▶ RAW RECORDS

§

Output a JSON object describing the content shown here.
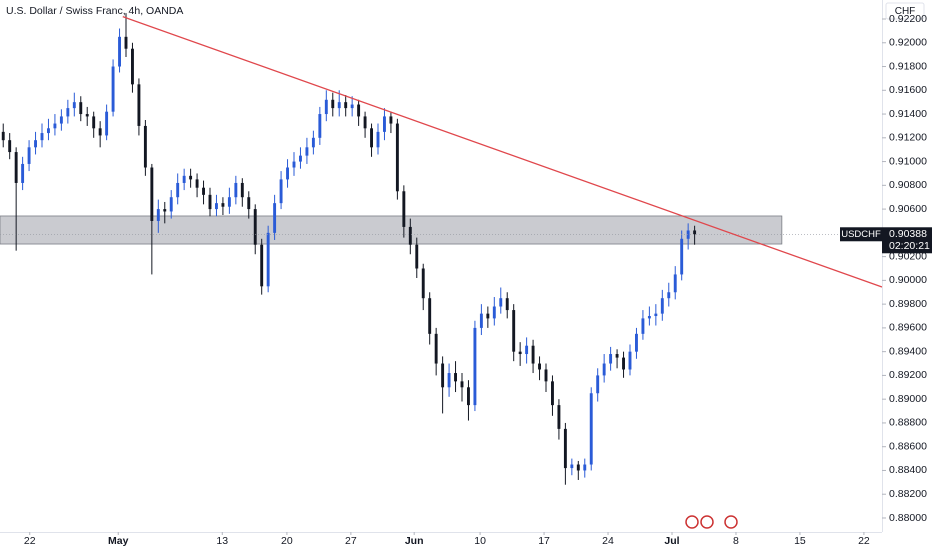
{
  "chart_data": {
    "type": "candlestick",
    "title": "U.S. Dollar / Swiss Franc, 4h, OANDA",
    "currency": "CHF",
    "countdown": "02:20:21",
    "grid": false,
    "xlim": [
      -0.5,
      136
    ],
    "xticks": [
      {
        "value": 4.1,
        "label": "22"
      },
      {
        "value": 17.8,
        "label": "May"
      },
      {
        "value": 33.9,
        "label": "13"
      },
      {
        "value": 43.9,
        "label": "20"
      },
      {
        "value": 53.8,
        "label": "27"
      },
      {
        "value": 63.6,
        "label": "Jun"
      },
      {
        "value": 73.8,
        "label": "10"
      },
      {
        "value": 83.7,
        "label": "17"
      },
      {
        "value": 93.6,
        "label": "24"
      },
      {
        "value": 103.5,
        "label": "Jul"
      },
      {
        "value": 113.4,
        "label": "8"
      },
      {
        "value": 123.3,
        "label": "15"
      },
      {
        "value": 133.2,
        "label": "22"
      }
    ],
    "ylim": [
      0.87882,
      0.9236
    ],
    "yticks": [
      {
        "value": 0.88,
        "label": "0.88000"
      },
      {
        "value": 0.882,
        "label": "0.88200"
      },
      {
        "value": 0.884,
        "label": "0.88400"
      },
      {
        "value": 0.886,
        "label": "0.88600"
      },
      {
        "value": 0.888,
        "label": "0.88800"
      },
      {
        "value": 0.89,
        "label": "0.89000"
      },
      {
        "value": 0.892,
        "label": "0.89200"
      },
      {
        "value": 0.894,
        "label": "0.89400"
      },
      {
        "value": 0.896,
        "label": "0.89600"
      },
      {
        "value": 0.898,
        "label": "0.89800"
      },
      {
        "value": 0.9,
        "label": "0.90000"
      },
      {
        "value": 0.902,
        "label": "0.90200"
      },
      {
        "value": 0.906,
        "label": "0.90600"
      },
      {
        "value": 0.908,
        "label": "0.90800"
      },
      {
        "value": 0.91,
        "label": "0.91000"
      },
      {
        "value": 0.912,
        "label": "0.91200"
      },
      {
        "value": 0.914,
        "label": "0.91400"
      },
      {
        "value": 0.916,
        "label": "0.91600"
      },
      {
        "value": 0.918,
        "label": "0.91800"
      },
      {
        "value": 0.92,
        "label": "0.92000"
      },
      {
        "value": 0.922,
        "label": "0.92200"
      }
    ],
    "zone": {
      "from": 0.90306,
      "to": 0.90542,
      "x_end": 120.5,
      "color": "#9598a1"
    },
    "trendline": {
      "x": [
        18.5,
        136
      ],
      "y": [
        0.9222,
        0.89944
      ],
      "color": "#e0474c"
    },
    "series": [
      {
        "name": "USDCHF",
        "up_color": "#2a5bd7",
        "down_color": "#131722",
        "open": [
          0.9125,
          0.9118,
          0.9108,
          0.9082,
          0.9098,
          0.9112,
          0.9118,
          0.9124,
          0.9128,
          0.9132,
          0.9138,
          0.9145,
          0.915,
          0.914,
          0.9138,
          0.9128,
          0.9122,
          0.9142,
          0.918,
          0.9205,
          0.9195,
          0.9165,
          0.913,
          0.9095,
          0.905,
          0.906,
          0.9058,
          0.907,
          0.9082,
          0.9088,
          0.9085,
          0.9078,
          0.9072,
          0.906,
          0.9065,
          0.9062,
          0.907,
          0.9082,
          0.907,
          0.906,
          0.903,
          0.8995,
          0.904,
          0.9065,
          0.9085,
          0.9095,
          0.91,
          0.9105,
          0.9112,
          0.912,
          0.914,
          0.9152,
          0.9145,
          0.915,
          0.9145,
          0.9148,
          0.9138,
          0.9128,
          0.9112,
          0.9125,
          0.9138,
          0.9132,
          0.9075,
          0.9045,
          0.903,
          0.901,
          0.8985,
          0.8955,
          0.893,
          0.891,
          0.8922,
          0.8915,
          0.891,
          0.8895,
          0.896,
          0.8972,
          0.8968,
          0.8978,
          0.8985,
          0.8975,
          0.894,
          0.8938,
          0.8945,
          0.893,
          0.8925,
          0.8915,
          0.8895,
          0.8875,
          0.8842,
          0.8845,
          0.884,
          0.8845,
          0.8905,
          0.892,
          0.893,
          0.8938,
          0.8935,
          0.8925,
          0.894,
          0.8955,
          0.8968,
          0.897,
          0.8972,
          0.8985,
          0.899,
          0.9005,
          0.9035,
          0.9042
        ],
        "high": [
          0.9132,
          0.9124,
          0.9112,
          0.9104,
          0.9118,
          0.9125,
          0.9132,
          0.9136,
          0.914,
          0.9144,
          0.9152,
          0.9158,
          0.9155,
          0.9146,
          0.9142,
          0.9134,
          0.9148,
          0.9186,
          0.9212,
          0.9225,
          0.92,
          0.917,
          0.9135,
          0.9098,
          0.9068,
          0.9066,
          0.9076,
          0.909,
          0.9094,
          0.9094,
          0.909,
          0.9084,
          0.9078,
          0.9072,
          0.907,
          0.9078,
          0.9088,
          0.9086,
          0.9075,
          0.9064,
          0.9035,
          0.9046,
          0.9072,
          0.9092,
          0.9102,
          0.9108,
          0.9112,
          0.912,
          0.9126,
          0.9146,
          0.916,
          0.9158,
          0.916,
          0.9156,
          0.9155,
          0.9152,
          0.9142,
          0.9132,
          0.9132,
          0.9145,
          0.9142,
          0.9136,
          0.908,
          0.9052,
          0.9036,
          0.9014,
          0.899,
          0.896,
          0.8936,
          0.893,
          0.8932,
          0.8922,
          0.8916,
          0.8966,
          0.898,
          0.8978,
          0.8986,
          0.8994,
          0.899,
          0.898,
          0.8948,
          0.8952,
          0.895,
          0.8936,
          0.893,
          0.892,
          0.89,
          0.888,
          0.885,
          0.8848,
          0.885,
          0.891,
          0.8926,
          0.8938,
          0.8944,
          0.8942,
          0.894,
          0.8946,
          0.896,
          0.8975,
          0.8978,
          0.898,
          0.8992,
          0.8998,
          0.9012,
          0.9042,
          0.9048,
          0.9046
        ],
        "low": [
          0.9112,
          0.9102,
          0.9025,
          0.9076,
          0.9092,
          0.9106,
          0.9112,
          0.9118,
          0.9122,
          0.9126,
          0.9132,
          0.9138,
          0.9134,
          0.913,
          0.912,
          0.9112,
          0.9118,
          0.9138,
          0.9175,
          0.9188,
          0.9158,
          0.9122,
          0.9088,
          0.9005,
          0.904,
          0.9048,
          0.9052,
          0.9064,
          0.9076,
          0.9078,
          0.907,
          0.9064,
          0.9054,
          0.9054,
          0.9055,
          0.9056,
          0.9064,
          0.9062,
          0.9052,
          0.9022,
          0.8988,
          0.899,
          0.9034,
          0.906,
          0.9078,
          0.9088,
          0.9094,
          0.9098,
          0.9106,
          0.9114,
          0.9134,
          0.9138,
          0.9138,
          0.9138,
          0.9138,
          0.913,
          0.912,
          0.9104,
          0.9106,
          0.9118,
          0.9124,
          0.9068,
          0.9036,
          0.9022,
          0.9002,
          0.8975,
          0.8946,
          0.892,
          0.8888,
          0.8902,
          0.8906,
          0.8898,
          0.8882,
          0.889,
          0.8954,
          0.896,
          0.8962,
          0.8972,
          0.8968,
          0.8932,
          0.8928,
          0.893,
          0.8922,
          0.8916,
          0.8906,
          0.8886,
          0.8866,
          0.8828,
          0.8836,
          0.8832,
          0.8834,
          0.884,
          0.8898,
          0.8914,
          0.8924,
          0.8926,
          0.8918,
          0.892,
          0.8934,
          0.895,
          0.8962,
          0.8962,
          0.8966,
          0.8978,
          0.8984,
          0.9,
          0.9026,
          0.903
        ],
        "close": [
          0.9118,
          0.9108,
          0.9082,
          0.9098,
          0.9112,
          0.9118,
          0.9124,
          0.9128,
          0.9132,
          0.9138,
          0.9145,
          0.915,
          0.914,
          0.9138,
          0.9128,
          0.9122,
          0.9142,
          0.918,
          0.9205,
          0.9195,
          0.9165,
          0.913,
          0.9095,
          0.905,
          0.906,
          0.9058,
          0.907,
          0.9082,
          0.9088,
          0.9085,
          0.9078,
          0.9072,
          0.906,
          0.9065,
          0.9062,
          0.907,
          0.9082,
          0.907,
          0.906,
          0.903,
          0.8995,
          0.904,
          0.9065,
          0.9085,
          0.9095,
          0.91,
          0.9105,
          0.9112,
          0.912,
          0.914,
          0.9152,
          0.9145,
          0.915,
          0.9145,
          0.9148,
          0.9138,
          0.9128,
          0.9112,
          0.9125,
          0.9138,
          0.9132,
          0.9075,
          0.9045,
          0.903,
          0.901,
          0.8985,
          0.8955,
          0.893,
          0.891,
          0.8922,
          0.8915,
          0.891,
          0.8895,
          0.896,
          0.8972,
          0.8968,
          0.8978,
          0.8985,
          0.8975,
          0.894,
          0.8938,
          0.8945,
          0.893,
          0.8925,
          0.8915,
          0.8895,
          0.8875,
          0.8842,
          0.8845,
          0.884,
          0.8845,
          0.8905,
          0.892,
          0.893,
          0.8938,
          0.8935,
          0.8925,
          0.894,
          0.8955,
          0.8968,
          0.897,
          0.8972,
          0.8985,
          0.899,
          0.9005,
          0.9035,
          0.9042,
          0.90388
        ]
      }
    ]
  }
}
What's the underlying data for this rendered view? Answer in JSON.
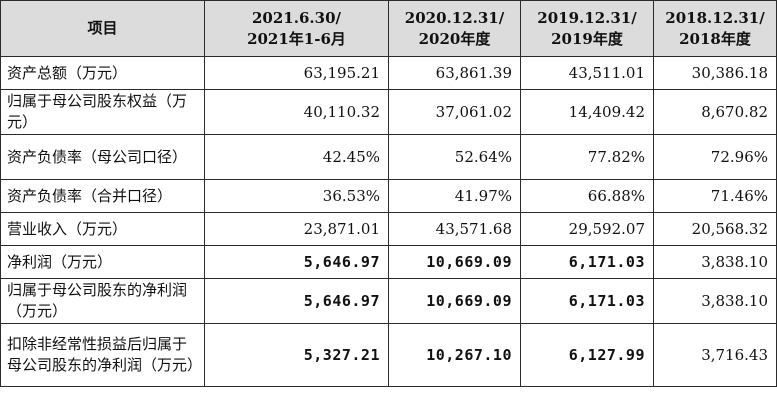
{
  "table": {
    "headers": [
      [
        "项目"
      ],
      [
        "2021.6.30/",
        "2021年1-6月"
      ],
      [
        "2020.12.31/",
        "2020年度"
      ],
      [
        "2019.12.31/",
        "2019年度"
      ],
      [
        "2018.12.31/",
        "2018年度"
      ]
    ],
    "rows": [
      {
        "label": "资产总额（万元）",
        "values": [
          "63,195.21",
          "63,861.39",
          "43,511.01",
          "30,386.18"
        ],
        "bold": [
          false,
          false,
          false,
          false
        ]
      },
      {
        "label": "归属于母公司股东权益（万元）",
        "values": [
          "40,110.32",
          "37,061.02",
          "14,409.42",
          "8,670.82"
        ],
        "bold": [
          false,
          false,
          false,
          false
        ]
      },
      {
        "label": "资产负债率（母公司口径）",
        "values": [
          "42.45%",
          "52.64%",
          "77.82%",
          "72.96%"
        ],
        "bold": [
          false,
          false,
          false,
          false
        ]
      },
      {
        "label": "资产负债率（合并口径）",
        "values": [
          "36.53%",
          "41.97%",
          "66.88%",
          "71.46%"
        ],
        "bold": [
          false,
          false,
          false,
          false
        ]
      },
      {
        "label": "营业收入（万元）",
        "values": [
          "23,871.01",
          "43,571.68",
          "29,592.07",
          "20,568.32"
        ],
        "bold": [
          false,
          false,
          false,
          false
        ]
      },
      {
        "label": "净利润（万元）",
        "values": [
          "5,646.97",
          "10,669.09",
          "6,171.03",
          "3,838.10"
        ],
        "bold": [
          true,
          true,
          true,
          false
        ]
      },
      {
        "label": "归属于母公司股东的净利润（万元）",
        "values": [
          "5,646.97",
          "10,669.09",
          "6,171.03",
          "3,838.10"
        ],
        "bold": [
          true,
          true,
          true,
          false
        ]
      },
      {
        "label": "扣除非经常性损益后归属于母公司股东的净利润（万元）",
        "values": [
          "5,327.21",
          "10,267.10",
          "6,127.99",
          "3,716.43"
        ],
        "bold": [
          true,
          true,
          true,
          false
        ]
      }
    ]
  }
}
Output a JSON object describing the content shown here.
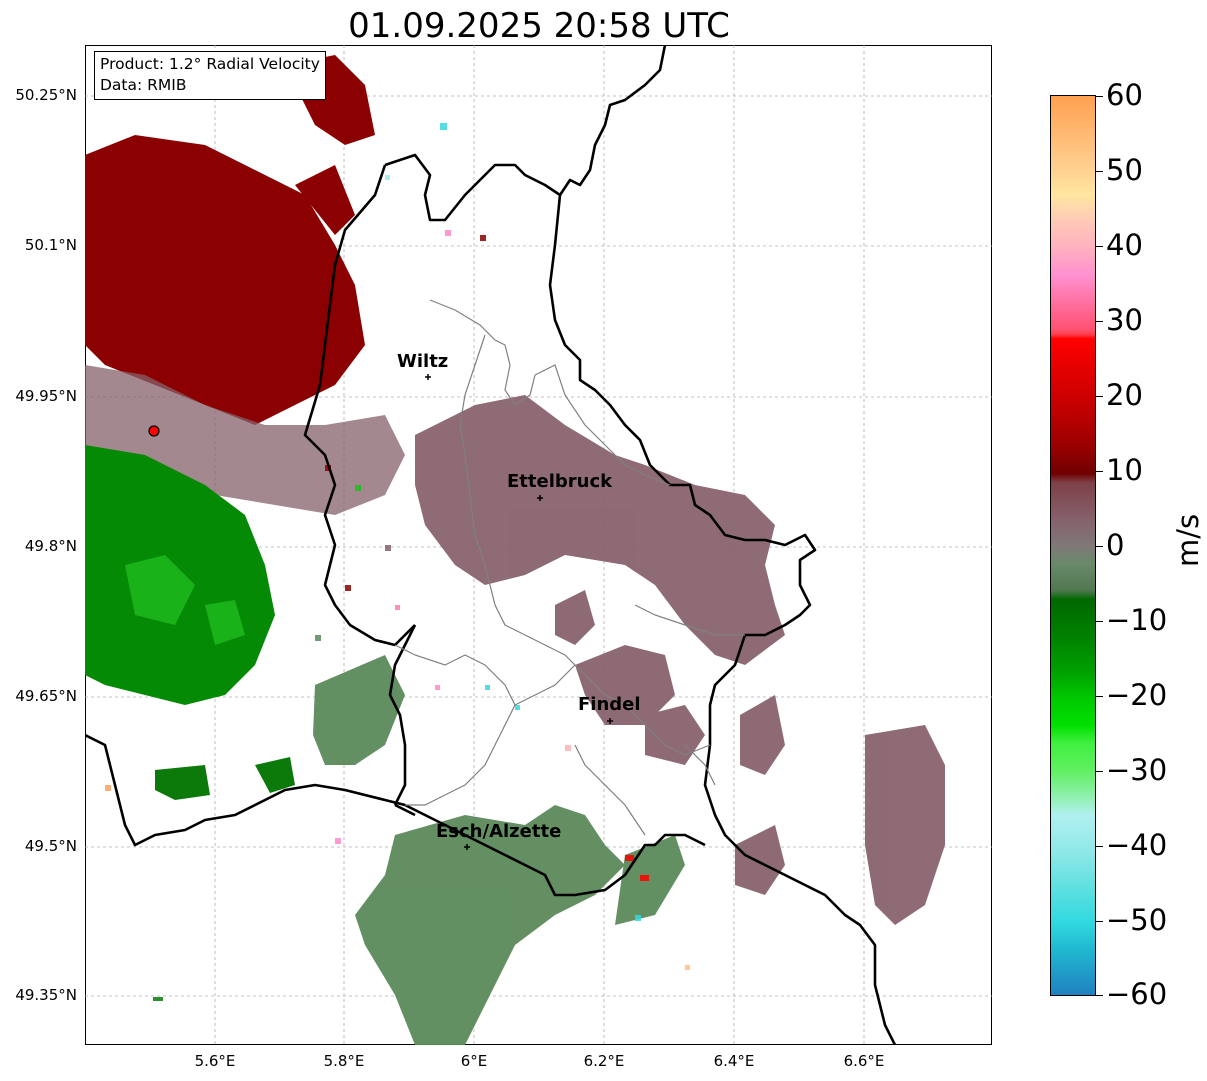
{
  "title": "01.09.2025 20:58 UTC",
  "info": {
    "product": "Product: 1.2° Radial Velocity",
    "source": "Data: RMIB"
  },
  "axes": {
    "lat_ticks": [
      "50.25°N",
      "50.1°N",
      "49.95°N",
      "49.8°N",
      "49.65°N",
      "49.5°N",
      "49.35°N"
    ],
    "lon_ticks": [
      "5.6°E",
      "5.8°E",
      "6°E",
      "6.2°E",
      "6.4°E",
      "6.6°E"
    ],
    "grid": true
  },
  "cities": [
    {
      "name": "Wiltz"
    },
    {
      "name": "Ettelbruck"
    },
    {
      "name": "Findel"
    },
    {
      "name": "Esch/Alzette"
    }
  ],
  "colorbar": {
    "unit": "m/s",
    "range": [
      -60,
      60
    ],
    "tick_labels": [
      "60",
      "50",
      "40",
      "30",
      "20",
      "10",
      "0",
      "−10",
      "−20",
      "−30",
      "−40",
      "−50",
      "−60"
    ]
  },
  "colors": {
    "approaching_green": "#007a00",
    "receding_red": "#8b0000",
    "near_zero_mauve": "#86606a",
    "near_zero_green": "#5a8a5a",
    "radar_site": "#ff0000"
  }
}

§

▶ TASK BRIEF
From the data, pick out every line that includes "title".

▶ ANSWER IN FULL
    "title": "U.S. Dollar / Swiss Franc, 4h, OANDA",
  "title": "01.09.2025 20:58 UTC",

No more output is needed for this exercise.